§ **Objective**
Write out each line exactly as it stands, please.

§ **Excerpted records**
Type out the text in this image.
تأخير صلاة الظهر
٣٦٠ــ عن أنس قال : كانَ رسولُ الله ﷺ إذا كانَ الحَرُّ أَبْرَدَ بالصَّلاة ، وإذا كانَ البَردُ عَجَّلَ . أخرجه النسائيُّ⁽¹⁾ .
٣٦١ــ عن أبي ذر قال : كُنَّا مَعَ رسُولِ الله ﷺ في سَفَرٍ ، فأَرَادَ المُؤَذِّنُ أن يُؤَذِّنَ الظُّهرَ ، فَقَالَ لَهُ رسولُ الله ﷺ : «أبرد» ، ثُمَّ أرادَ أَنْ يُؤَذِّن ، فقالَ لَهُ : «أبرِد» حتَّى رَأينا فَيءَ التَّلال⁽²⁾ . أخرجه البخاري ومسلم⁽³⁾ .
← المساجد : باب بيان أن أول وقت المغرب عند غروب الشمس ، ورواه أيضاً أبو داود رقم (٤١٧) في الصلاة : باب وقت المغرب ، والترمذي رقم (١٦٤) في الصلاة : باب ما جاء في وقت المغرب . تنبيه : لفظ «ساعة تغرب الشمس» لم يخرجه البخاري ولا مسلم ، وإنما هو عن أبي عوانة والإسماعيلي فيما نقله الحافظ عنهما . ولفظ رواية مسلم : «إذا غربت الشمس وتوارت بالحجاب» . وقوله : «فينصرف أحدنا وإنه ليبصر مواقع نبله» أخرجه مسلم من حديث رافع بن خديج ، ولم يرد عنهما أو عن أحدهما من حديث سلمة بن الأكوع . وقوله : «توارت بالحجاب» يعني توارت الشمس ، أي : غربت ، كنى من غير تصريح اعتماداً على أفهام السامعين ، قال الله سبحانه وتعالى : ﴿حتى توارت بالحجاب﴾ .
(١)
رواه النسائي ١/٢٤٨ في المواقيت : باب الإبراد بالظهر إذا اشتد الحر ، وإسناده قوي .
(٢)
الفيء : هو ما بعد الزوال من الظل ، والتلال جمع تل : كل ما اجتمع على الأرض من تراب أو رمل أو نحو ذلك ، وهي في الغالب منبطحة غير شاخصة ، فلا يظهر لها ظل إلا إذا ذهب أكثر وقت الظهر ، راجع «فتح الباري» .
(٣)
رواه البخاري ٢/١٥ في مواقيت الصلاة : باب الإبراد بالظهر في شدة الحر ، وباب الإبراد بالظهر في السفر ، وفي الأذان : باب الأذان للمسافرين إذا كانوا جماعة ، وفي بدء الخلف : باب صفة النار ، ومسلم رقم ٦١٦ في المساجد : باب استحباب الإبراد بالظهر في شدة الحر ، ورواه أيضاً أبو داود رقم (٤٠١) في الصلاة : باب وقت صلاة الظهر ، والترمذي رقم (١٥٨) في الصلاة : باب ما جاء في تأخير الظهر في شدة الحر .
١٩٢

§ **Result**
Type out the text in this image.
تأخير صلاة الظهر
٣٦٠ــ عن أنس قال : كانَ رسولُ الله ﷺ إذا كانَ الحَرُّ أَبْرَدَ بالصَّلاة ، وإذا كانَ البَردُ عَجَّلَ . أخرجه النسائيُّ⁽¹⁾ .
٣٦١ــ عن أبي ذر قال : كُنَّا مَعَ رسُولِ الله ﷺ في سَفَرٍ ، فأَرَادَ المُؤَذِّنُ أن يُؤَذِّنَ الظُّهرَ ، فَقَالَ لَهُ رسولُ الله ﷺ : «أبرد» ، ثُمَّ أرادَ أَنْ يُؤَذِّن ، فقالَ لَهُ : «أبرِد» حتَّى رَأينا فَيءَ التَّلال⁽²⁾ . أخرجه البخاري ومسلم⁽³⁾ .
← المساجد : باب بيان أن أول وقت المغرب عند غروب الشمس ، ورواه أيضاً أبو داود رقم (٤١٧) في الصلاة : باب وقت المغرب ، والترمذي رقم (١٦٤) في الصلاة : باب ما جاء في وقت المغرب . تنبيه : لفظ «ساعة تغرب الشمس» لم يخرجه البخاري ولا مسلم ، وإنما هو عن أبي عوانة والإسماعيلي فيما نقله الحافظ عنهما . ولفظ رواية مسلم : «إذا غربت الشمس وتوارت بالحجاب» . وقوله : «فينصرف أحدنا وإنه ليبصر مواقع نبله» أخرجه مسلم من حديث رافع بن خديج ، ولم يرد عنهما أو عن أحدهما من حديث سلمة بن الأكوع . وقوله : «توارت بالحجاب» يعني توارت الشمس ، أي : غربت ، كنى من غير تصريح اعتماداً على أفهام السامعين ، قال الله سبحانه وتعالى : ﴿حتى توارت بالحجاب﴾ .
(١)
رواه النسائي ١/٢٤٨ في المواقيت : باب الإبراد بالظهر إذا اشتد الحر ، وإسناده قوي .
(٢)
الفيء : هو ما بعد الزوال من الظل ، والتلال جمع تل : كل ما اجتمع على الأرض من تراب أو رمل أو نحو ذلك ، وهي في الغالب منبطحة غير شاخصة ، فلا يظهر لها ظل إلا إذا ذهب أكثر وقت الظهر ، راجع «فتح الباري» .
(٣)
رواه البخاري ٢/١٥ في مواقيت الصلاة : باب الإبراد بالظهر في شدة الحر ، وباب الإبراد بالظهر في السفر ، وفي الأذان : باب الأذان للمسافرين إذا كانوا جماعة ، وفي بدء الخلف : باب صفة النار ، ومسلم رقم ٦١٦ في المساجد : باب استحباب الإبراد بالظهر في شدة الحر ، ورواه أيضاً أبو داود رقم (٤٠١) في الصلاة : باب وقت صلاة الظهر ، والترمذي رقم (١٥٨) في الصلاة : باب ما جاء في تأخير الظهر في شدة الحر .
١٩٢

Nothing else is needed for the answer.